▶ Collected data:
----
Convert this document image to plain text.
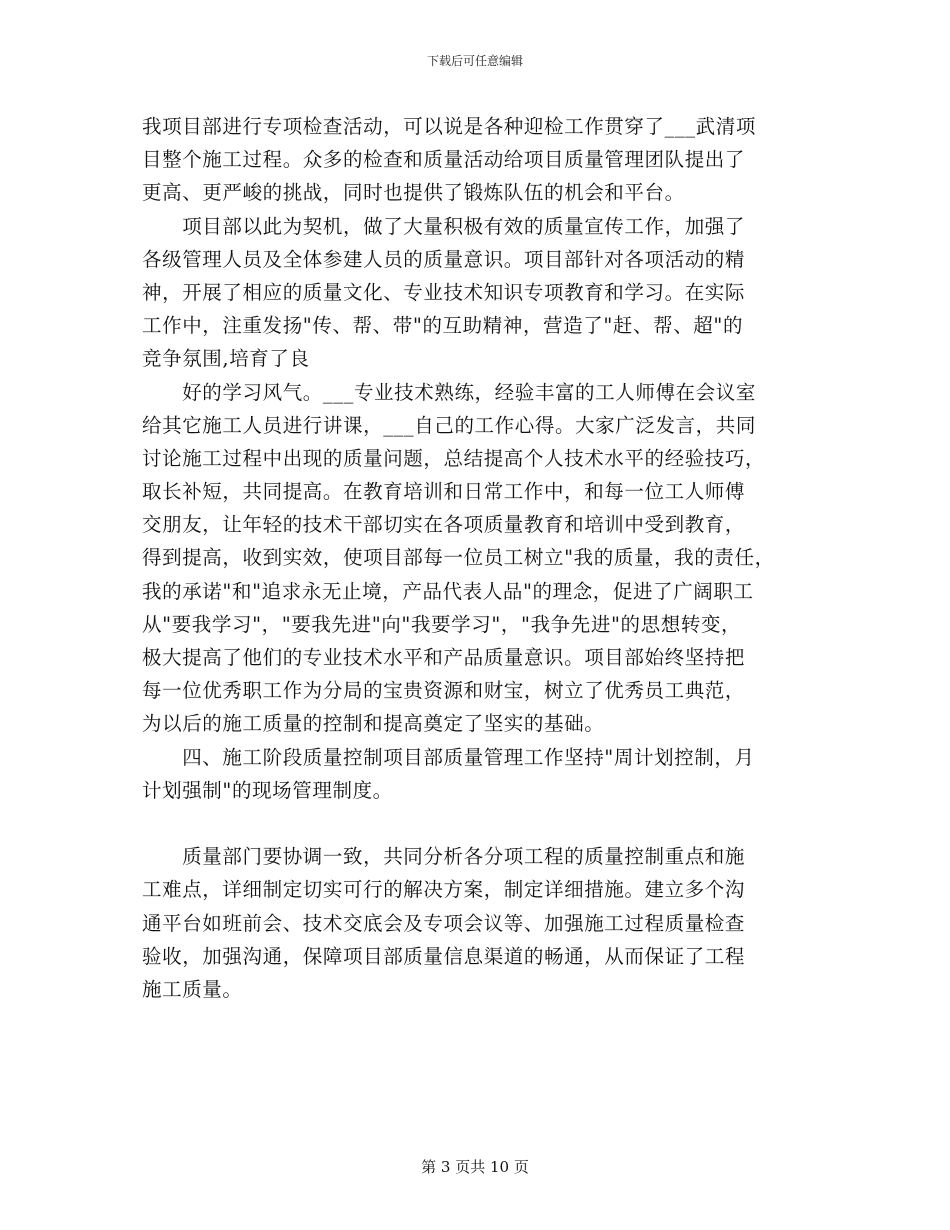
下载后可任意编辑
我项目部进行专项检查活动，可以说是各种迎检工作贯穿了___武清项
目整个施工过程。众多的检查和质量活动给项目质量管理团队提出了
更高、更严峻的挑战，同时也提供了锻炼队伍的机会和平台。
　　项目部以此为契机，做了大量积极有效的质量宣传工作，加强了
各级管理人员及全体参建人员的质量意识。项目部针对各项活动的精
神，开展了相应的质量文化、专业技术知识专项教育和学习。在实际
工作中，注重发扬"传、帮、带"的互助精神，营造了"赶、帮、超"的
竞争氛围,培育了良
　　好的学习风气。___专业技术熟练，经验丰富的工人师傅在会议室
给其它施工人员进行讲课，___自己的工作心得。大家广泛发言，共同
讨论施工过程中出现的质量问题，总结提高个人技术水平的经验技巧，
取长补短，共同提高。在教育培训和日常工作中，和每一位工人师傅
交朋友，让年轻的技术干部切实在各项质量教育和培训中受到教育，
得到提高，收到实效，使项目部每一位员工树立"我的质量，我的责任，
我的承诺"和"追求永无止境，产品代表人品"的理念，促进了广阔职工
从"要我学习"，"要我先进"向"我要学习"，"我争先进"的思想转变，
极大提高了他们的专业技术水平和产品质量意识。项目部始终坚持把
每一位优秀职工作为分局的宝贵资源和财宝，树立了优秀员工典范，
为以后的施工质量的控制和提高奠定了坚实的基础。
　　四、施工阶段质量控制项目部质量管理工作坚持"周计划控制，月
计划强制"的现场管理制度。
　　质量部门要协调一致，共同分析各分项工程的质量控制重点和施
工难点，详细制定切实可行的解决方案，制定详细措施。建立多个沟
通平台如班前会、技术交底会及专项会议等、加强施工过程质量检查
验收，加强沟通，保障项目部质量信息渠道的畅通，从而保证了工程
施工质量。
第 3 页共 10 页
----
▶ Task goal:
Transcribe each entry precisely as given, leaving the pictures out.

▶ Task solution:
Convert this document image to plain text.
下载后可任意编辑
我项目部进行专项检查活动，可以说是各种迎检工作贯穿了___武清项
目整个施工过程。众多的检查和质量活动给项目质量管理团队提出了
更高、更严峻的挑战，同时也提供了锻炼队伍的机会和平台。
　　项目部以此为契机，做了大量积极有效的质量宣传工作，加强了
各级管理人员及全体参建人员的质量意识。项目部针对各项活动的精
神，开展了相应的质量文化、专业技术知识专项教育和学习。在实际
工作中，注重发扬"传、帮、带"的互助精神，营造了"赶、帮、超"的
竞争氛围,培育了良
　　好的学习风气。___专业技术熟练，经验丰富的工人师傅在会议室
给其它施工人员进行讲课，___自己的工作心得。大家广泛发言，共同
讨论施工过程中出现的质量问题，总结提高个人技术水平的经验技巧，
取长补短，共同提高。在教育培训和日常工作中，和每一位工人师傅
交朋友，让年轻的技术干部切实在各项质量教育和培训中受到教育，
得到提高，收到实效，使项目部每一位员工树立"我的质量，我的责任，
我的承诺"和"追求永无止境，产品代表人品"的理念，促进了广阔职工
从"要我学习"，"要我先进"向"我要学习"，"我争先进"的思想转变，
极大提高了他们的专业技术水平和产品质量意识。项目部始终坚持把
每一位优秀职工作为分局的宝贵资源和财宝，树立了优秀员工典范，
为以后的施工质量的控制和提高奠定了坚实的基础。
　　四、施工阶段质量控制项目部质量管理工作坚持"周计划控制，月
计划强制"的现场管理制度。
　　质量部门要协调一致，共同分析各分项工程的质量控制重点和施
工难点，详细制定切实可行的解决方案，制定详细措施。建立多个沟
通平台如班前会、技术交底会及专项会议等、加强施工过程质量检查
验收，加强沟通，保障项目部质量信息渠道的畅通，从而保证了工程
施工质量。
第 3 页共 10 页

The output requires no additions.